_TASK PROMPT_
Tally the lines of the listing that contain the string "subtitle". Give the number and nothing else.

======

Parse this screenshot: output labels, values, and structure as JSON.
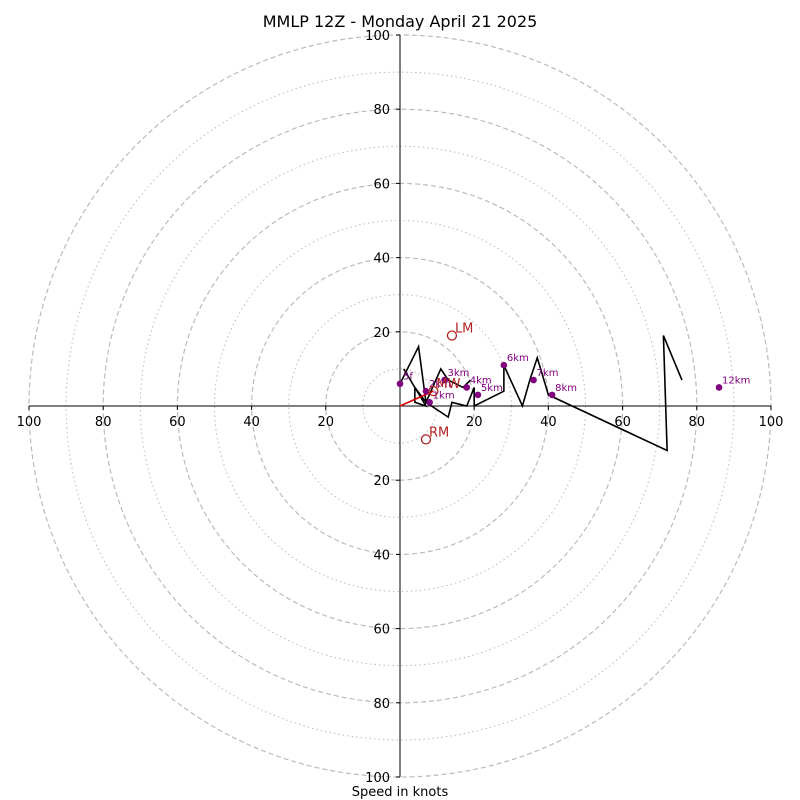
{
  "colors": {
    "hodograph": "#000000",
    "heights": "#800080",
    "motion": "#b22222",
    "shear": "#dd0000",
    "grid": "#bbbbbb",
    "axis": "#000000"
  },
  "chart_data": {
    "type": "hodograph",
    "title": "MMLP 12Z - Monday April 21 2025",
    "xlabel": "Speed in knots",
    "xlim": [
      -100,
      100
    ],
    "ylim": [
      -100,
      100
    ],
    "major_rings": [
      20,
      40,
      60,
      80,
      100
    ],
    "minor_rings": [
      10,
      30,
      50,
      70,
      90
    ],
    "tick_labels": [
      "100",
      "80",
      "60",
      "40",
      "20",
      "20",
      "40",
      "60",
      "80",
      "100"
    ],
    "trace": [
      [
        1,
        10
      ],
      [
        7,
        0
      ],
      [
        4,
        1
      ],
      [
        4,
        5
      ],
      [
        7,
        1
      ],
      [
        13,
        -3
      ],
      [
        14,
        1
      ],
      [
        18,
        0
      ],
      [
        20,
        5
      ],
      [
        20,
        0
      ],
      [
        28,
        4
      ],
      [
        28,
        11
      ],
      [
        33,
        0
      ],
      [
        35,
        7
      ],
      [
        37,
        13
      ],
      [
        40,
        3
      ],
      [
        72,
        -12
      ],
      [
        71,
        19
      ],
      [
        76,
        7
      ]
    ],
    "hodo_points": [
      [
        0,
        6
      ],
      [
        5,
        16
      ],
      [
        7,
        1
      ],
      [
        11,
        10
      ],
      [
        13,
        7
      ],
      [
        17,
        5
      ],
      [
        19,
        7
      ]
    ],
    "height_labels": [
      {
        "label": "1km",
        "x": 8,
        "y": 1
      },
      {
        "label": "2km",
        "x": 7,
        "y": 4
      },
      {
        "label": "3km",
        "x": 12,
        "y": 7
      },
      {
        "label": "4km",
        "x": 18,
        "y": 5
      },
      {
        "label": "5km",
        "x": 21,
        "y": 3
      },
      {
        "label": "6km",
        "x": 28,
        "y": 11
      },
      {
        "label": "7km",
        "x": 36,
        "y": 7
      },
      {
        "label": "8km",
        "x": 41,
        "y": 3
      },
      {
        "label": "12km",
        "x": 86,
        "y": 5
      },
      {
        "label": "5f",
        "x": 0,
        "y": 6
      }
    ],
    "mean_wind": {
      "label": "MW",
      "x": 9,
      "y": 4
    },
    "left_mover": {
      "label": "LM",
      "x": 14,
      "y": 19
    },
    "right_mover": {
      "label": "RM",
      "x": 7,
      "y": -9
    },
    "shear_line": [
      [
        0,
        0
      ],
      [
        9,
        4
      ]
    ]
  }
}
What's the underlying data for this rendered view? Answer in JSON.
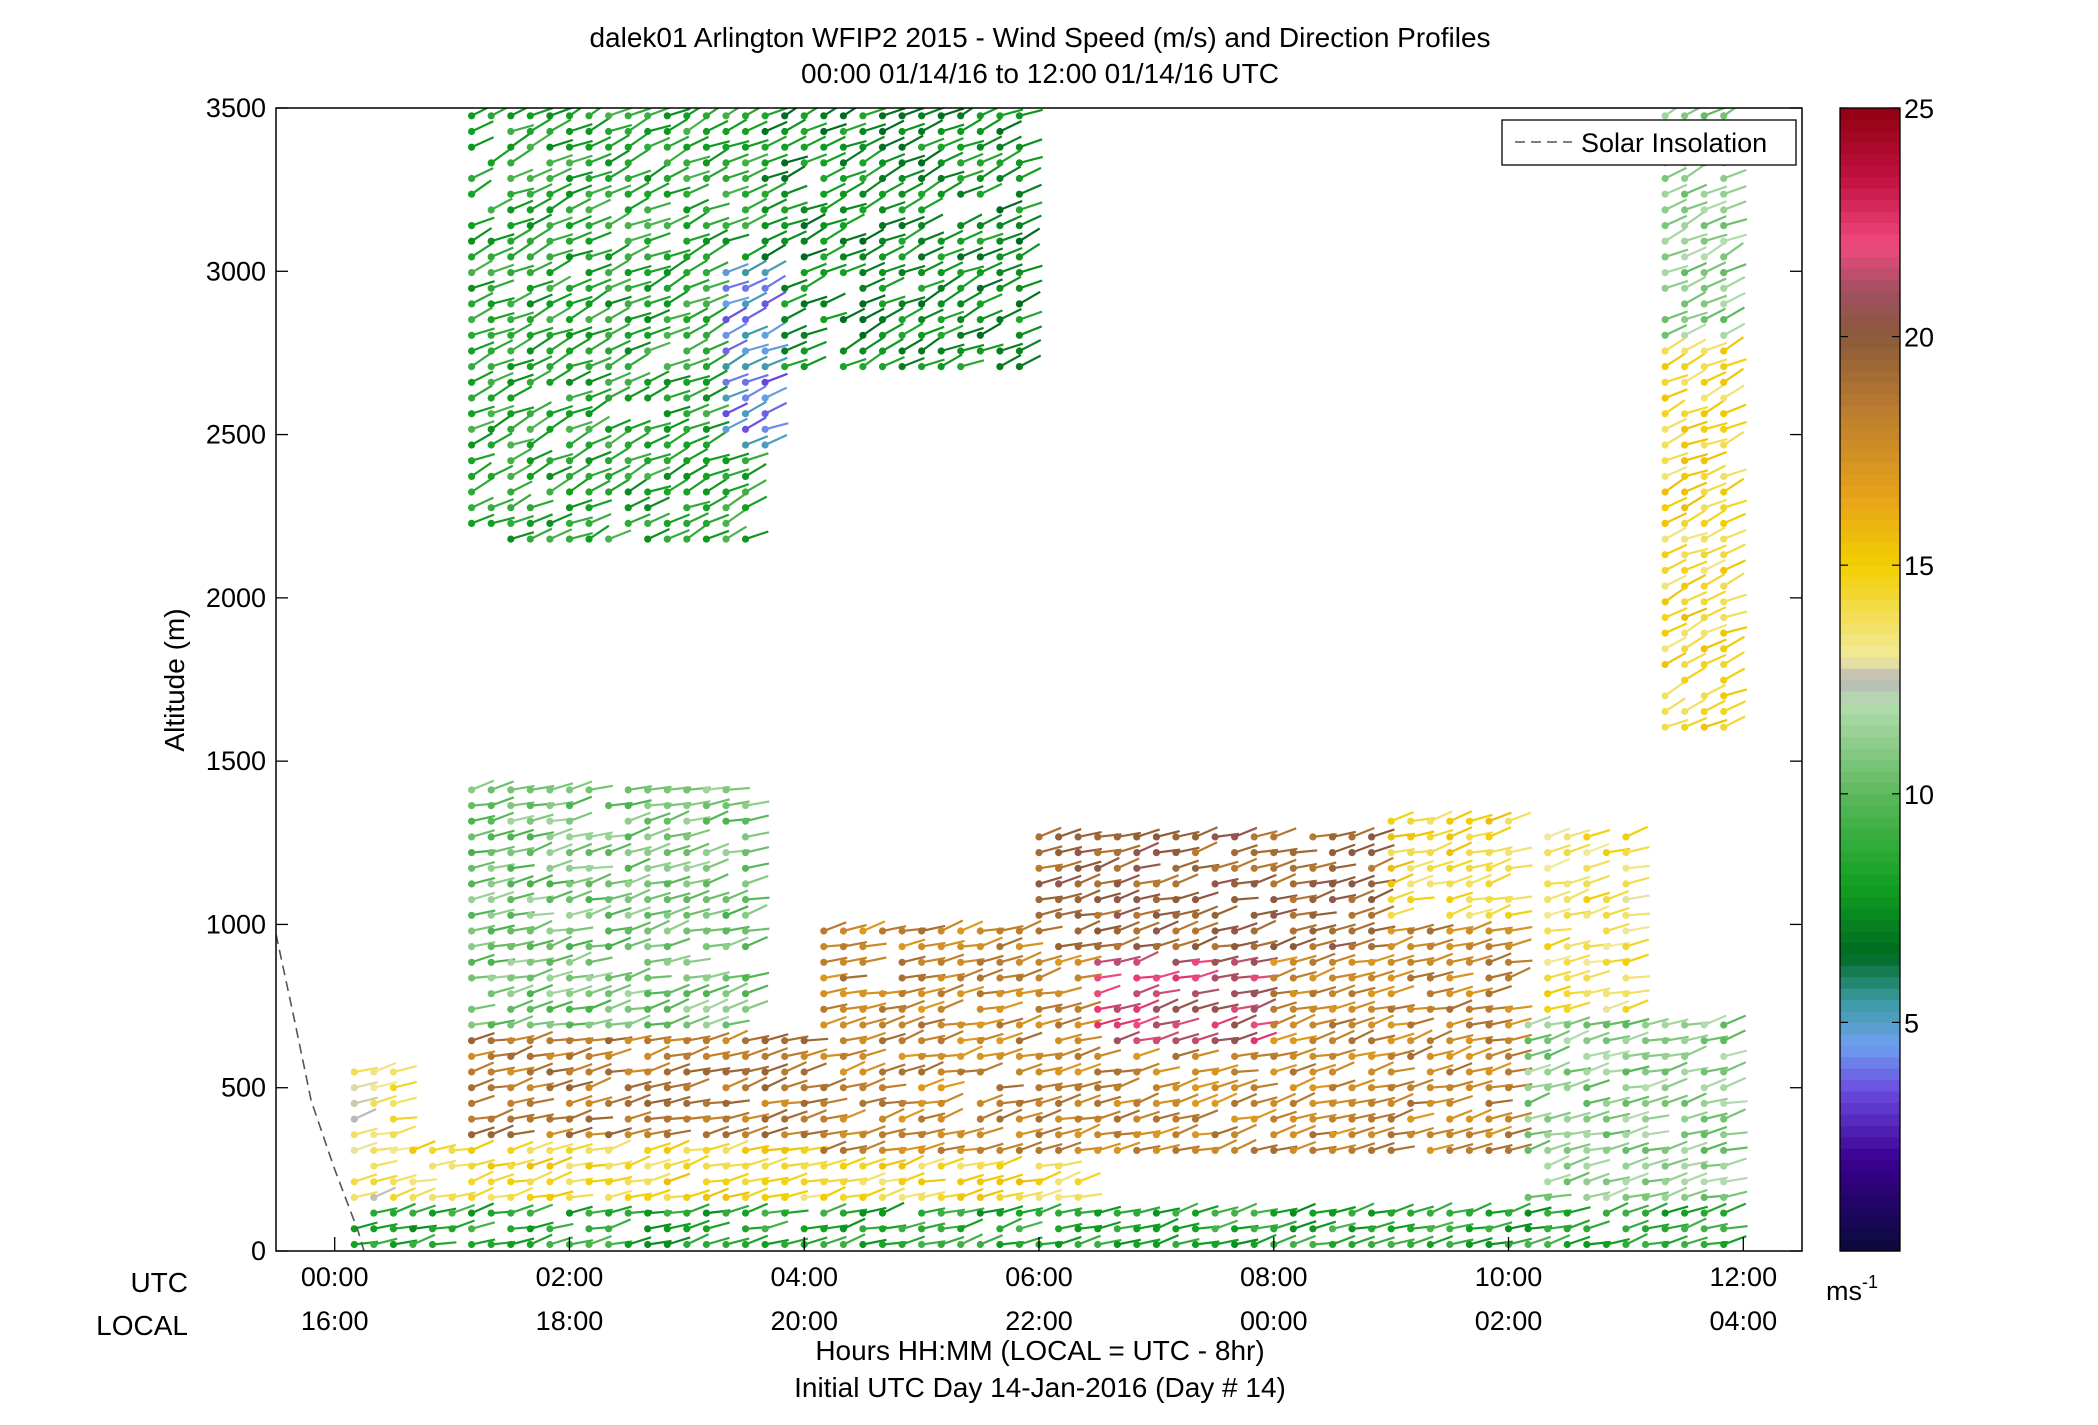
{
  "chart_data": {
    "type": "scatter",
    "title": "dalek01 Arlington WFIP2 2015 - Wind Speed (m/s) and Direction Profiles",
    "subtitle": "00:00 01/14/16 to 12:00 01/14/16  UTC",
    "ylabel": "Altitude (m)",
    "xlabel": "Hours HH:MM  (LOCAL = UTC - 8hr)",
    "xlabel2": "Initial UTC Day 14-Jan-2016 (Day # 14)",
    "ylim": [
      0,
      3500
    ],
    "xlim_hours_utc": [
      -0.5,
      12.5
    ],
    "y_ticks": [
      "0",
      "500",
      "1000",
      "1500",
      "2000",
      "2500",
      "3000",
      "3500"
    ],
    "y_tick_values": [
      0,
      500,
      1000,
      1500,
      2000,
      2500,
      3000,
      3500
    ],
    "x_row_labels": {
      "utc": "UTC",
      "local": "LOCAL"
    },
    "x_tick_values_utc_hours": [
      0,
      2,
      4,
      6,
      8,
      10,
      12
    ],
    "x_ticks_utc": [
      "00:00",
      "02:00",
      "04:00",
      "06:00",
      "08:00",
      "10:00",
      "12:00"
    ],
    "x_ticks_local": [
      "16:00",
      "18:00",
      "20:00",
      "22:00",
      "00:00",
      "02:00",
      "04:00"
    ],
    "legend": {
      "entries": [
        "Solar Insolation"
      ],
      "placement": "top-right"
    },
    "colorbar": {
      "range": [
        0,
        25
      ],
      "ticks": [
        "5",
        "10",
        "15",
        "20",
        "25"
      ],
      "tick_values": [
        5,
        10,
        15,
        20,
        25
      ],
      "unit_base": "ms",
      "unit_exp": "-1",
      "stops": [
        {
          "v": 0,
          "color": "#0a0a3a"
        },
        {
          "v": 2,
          "color": "#3a0090"
        },
        {
          "v": 3.5,
          "color": "#6a4adf"
        },
        {
          "v": 4.5,
          "color": "#6fa0f0"
        },
        {
          "v": 5.5,
          "color": "#3a9aa0"
        },
        {
          "v": 6.5,
          "color": "#006a20"
        },
        {
          "v": 8,
          "color": "#10a020"
        },
        {
          "v": 10,
          "color": "#5cb85c"
        },
        {
          "v": 12,
          "color": "#b5ddb0"
        },
        {
          "v": 12.5,
          "color": "#b8b8b8"
        },
        {
          "v": 13,
          "color": "#f2ea9a"
        },
        {
          "v": 15,
          "color": "#f2cf00"
        },
        {
          "v": 16.5,
          "color": "#e8a21a"
        },
        {
          "v": 18.5,
          "color": "#b87a30"
        },
        {
          "v": 20,
          "color": "#8a5a3a"
        },
        {
          "v": 21,
          "color": "#a05060"
        },
        {
          "v": 22,
          "color": "#f04a80"
        },
        {
          "v": 23.5,
          "color": "#c01040"
        },
        {
          "v": 25,
          "color": "#900010"
        }
      ]
    },
    "solar_insolation_line": [
      [
        -0.5,
        970
      ],
      [
        -0.35,
        720
      ],
      [
        -0.2,
        460
      ],
      [
        0,
        250
      ],
      [
        0.2,
        60
      ],
      [
        0.25,
        0
      ]
    ],
    "profile_times_utc_hours": "every 10 minutes, 00:10 to 11:50",
    "vector_regions": [
      {
        "t": [
          0.0,
          0.6
        ],
        "h": [
          0,
          560
        ],
        "speed": 13.5
      },
      {
        "t": [
          0.0,
          0.5
        ],
        "h": [
          0,
          150
        ],
        "speed": 8
      },
      {
        "t": [
          0.6,
          11.9
        ],
        "h": [
          0,
          130
        ],
        "speed": 8.5
      },
      {
        "t": [
          0.6,
          6.5
        ],
        "h": [
          130,
          320
        ],
        "speed": 14.5
      },
      {
        "t": [
          1.0,
          4.0
        ],
        "h": [
          320,
          660
        ],
        "speed": 18.5
      },
      {
        "t": [
          4.0,
          10.0
        ],
        "h": [
          300,
          1000
        ],
        "speed": 18
      },
      {
        "t": [
          6.5,
          8.0
        ],
        "h": [
          600,
          900
        ],
        "speed": 21.5
      },
      {
        "t": [
          6.0,
          9.0
        ],
        "h": [
          900,
          1300
        ],
        "speed": 19.5
      },
      {
        "t": [
          9.0,
          10.0
        ],
        "h": [
          1000,
          1350
        ],
        "speed": 14.5
      },
      {
        "t": [
          10.0,
          11.9
        ],
        "h": [
          130,
          700
        ],
        "speed": 11
      },
      {
        "t": [
          10.2,
          11.0
        ],
        "h": [
          700,
          1300
        ],
        "speed": 14
      },
      {
        "t": [
          1.0,
          3.6
        ],
        "h": [
          660,
          1450
        ],
        "speed": 10.5
      },
      {
        "t": [
          1.0,
          3.6
        ],
        "h": [
          2150,
          3480
        ],
        "speed": 8.5
      },
      {
        "t": [
          3.6,
          6.0
        ],
        "h": [
          2700,
          3480
        ],
        "speed": 7.5
      },
      {
        "t": [
          3.2,
          3.8
        ],
        "h": [
          2450,
          3000
        ],
        "speed": 4.5
      },
      {
        "t": [
          11.3,
          11.9
        ],
        "h": [
          1600,
          2800
        ],
        "speed": 14.5
      },
      {
        "t": [
          11.3,
          11.9
        ],
        "h": [
          2800,
          3480
        ],
        "speed": 11
      }
    ]
  }
}
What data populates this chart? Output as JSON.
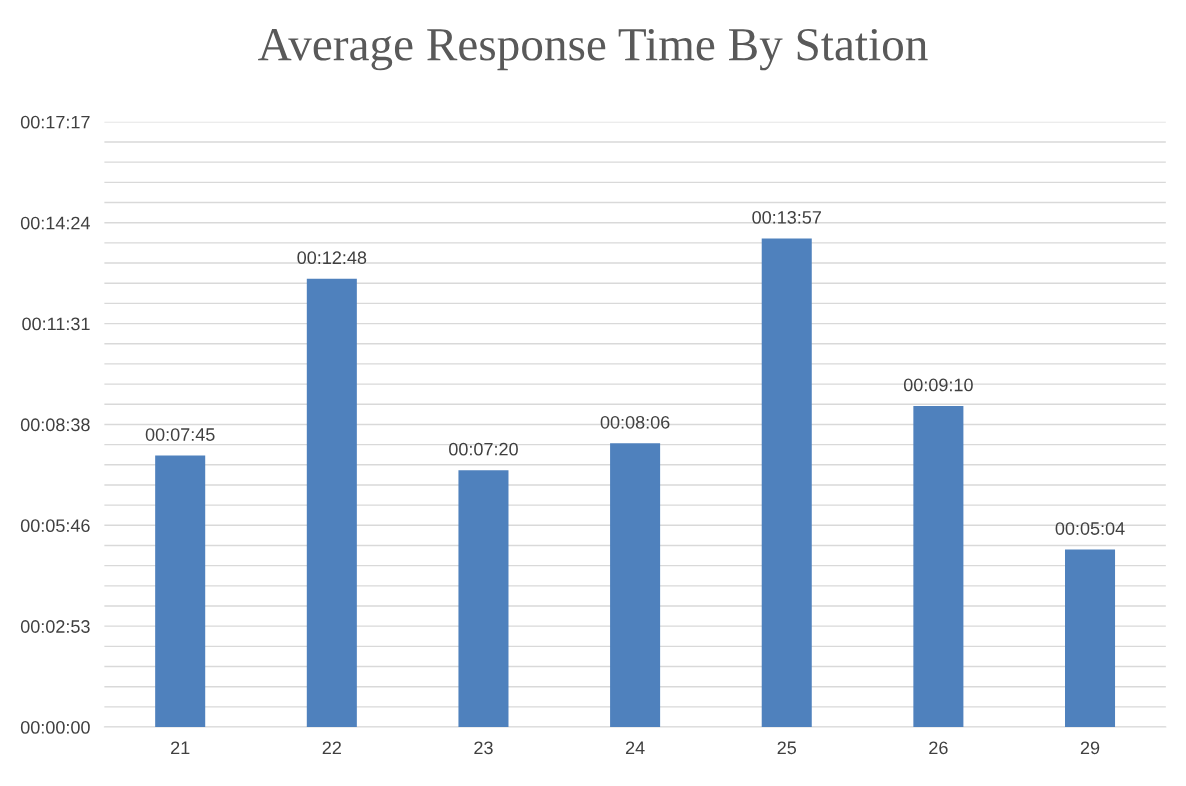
{
  "chart_data": {
    "type": "bar",
    "title": "Average Response Time By Station",
    "categories": [
      "21",
      "22",
      "23",
      "24",
      "25",
      "26",
      "29"
    ],
    "values": [
      465,
      768,
      440,
      486,
      837,
      550,
      304
    ],
    "value_labels": [
      "00:07:45",
      "00:12:48",
      "00:07:20",
      "00:08:06",
      "00:13:57",
      "00:09:10",
      "00:05:04"
    ],
    "color": "#4f81bd",
    "ylim": [
      0,
      1036.8
    ],
    "yticks": [
      {
        "value": 0,
        "label": "00:00:00"
      },
      {
        "value": 34.56,
        "label": null
      },
      {
        "value": 69.12,
        "label": null
      },
      {
        "value": 103.68,
        "label": null
      },
      {
        "value": 138.24,
        "label": null
      },
      {
        "value": 172.8,
        "label": "00:02:53"
      },
      {
        "value": 207.36,
        "label": null
      },
      {
        "value": 241.92,
        "label": null
      },
      {
        "value": 276.48,
        "label": null
      },
      {
        "value": 311.04,
        "label": null
      },
      {
        "value": 345.6,
        "label": "00:05:46"
      },
      {
        "value": 380.16,
        "label": null
      },
      {
        "value": 414.72,
        "label": null
      },
      {
        "value": 449.28,
        "label": null
      },
      {
        "value": 483.84,
        "label": null
      },
      {
        "value": 518.4,
        "label": "00:08:38"
      },
      {
        "value": 552.96,
        "label": null
      },
      {
        "value": 587.52,
        "label": null
      },
      {
        "value": 622.08,
        "label": null
      },
      {
        "value": 656.64,
        "label": null
      },
      {
        "value": 691.2,
        "label": "00:11:31"
      },
      {
        "value": 725.76,
        "label": null
      },
      {
        "value": 760.32,
        "label": null
      },
      {
        "value": 794.88,
        "label": null
      },
      {
        "value": 829.44,
        "label": null
      },
      {
        "value": 864,
        "label": "00:14:24"
      },
      {
        "value": 898.56,
        "label": null
      },
      {
        "value": 933.12,
        "label": null
      },
      {
        "value": 967.68,
        "label": null
      },
      {
        "value": 1002.24,
        "label": null
      },
      {
        "value": 1036.8,
        "label": "00:17:17"
      }
    ],
    "grid": "y"
  }
}
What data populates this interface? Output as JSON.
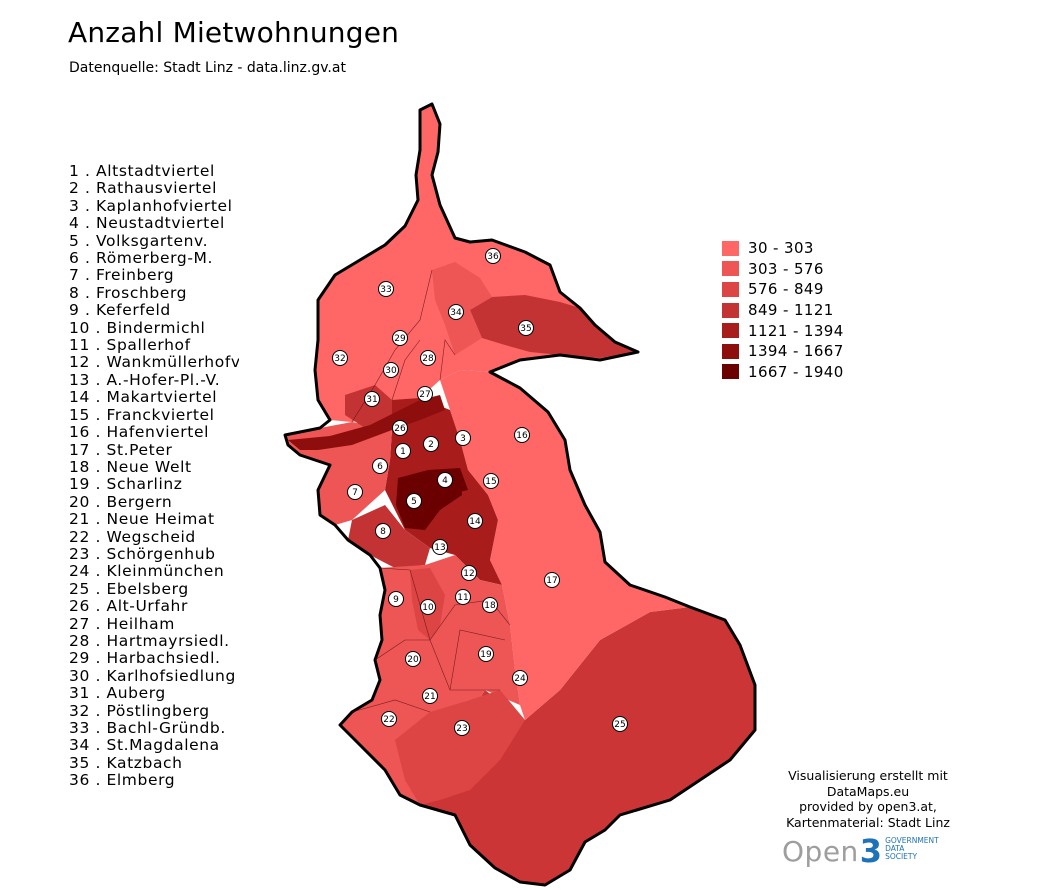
{
  "title": "Anzahl Mietwohnungen",
  "subtitle": "Datenquelle: Stadt Linz - data.linz.gv.at",
  "districts": [
    "1 . Altstadtviertel",
    "2 .  Rathausviertel",
    "3 . Kaplanhofviertel",
    "4 .  Neustadtviertel",
    "5 . Volksgartenv.",
    "6 .  Römerberg-M.",
    "7 . Freinberg",
    "8 . Froschberg",
    "9 . Keferfeld",
    "10 . Bindermichl",
    "11 . Spallerhof",
    "12 . Wankmüllerhofv",
    "13 . A.-Hofer-Pl.-V.",
    "14 . Makartviertel",
    "15 . Franckviertel",
    "16 .  Hafenviertel",
    "17 . St.Peter",
    "18 .  Neue Welt",
    "19 . Scharlinz",
    "20 . Bergern",
    "21 .  Neue Heimat",
    "22 . Wegscheid",
    "23 . Schörgenhub",
    "24 . Kleinmünchen",
    "25 . Ebelsberg",
    "26 . Alt-Urfahr",
    "27 .  Heilham",
    "28 .  Hartmayrsiedl.",
    "29 .  Harbachsiedl.",
    "30 . Karlhofsiedlung",
    "31 . Auberg",
    "32 . Pöstlingberg",
    "33 . Bachl-Gründb.",
    "34 . St.Magdalena",
    "35 . Katzbach",
    "36 . Elmberg"
  ],
  "legend": [
    {
      "label": "30 - 303",
      "color": "#ff6666"
    },
    {
      "label": "303 - 576",
      "color": "#ee5555"
    },
    {
      "label": "576 - 849",
      "color": "#dd4444"
    },
    {
      "label": "849 - 1121",
      "color": "#c43333"
    },
    {
      "label": "1121 - 1394",
      "color": "#a81c1c"
    },
    {
      "label": "1394 - 1667",
      "color": "#8e0e0e"
    },
    {
      "label": "1667 - 1940",
      "color": "#6a0000"
    }
  ],
  "district_markers": [
    "1",
    "2",
    "3",
    "4",
    "5",
    "6",
    "7",
    "8",
    "9",
    "10",
    "11",
    "12",
    "13",
    "14",
    "15",
    "16",
    "17",
    "18",
    "19",
    "20",
    "21",
    "22",
    "23",
    "24",
    "25",
    "26",
    "27",
    "28",
    "29",
    "30",
    "31",
    "32",
    "33",
    "34",
    "35",
    "36"
  ],
  "credits": [
    "Visualisierung erstellt mit",
    "DataMaps.eu",
    "provided by open3.at,",
    "Kartenmaterial: Stadt Linz"
  ],
  "logo": {
    "word": "Open",
    "number": "3",
    "small_lines": [
      "GOVERNMENT",
      "DATA",
      "SOCIETY"
    ]
  }
}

======

_RESPONSE TO THIS TASK_
2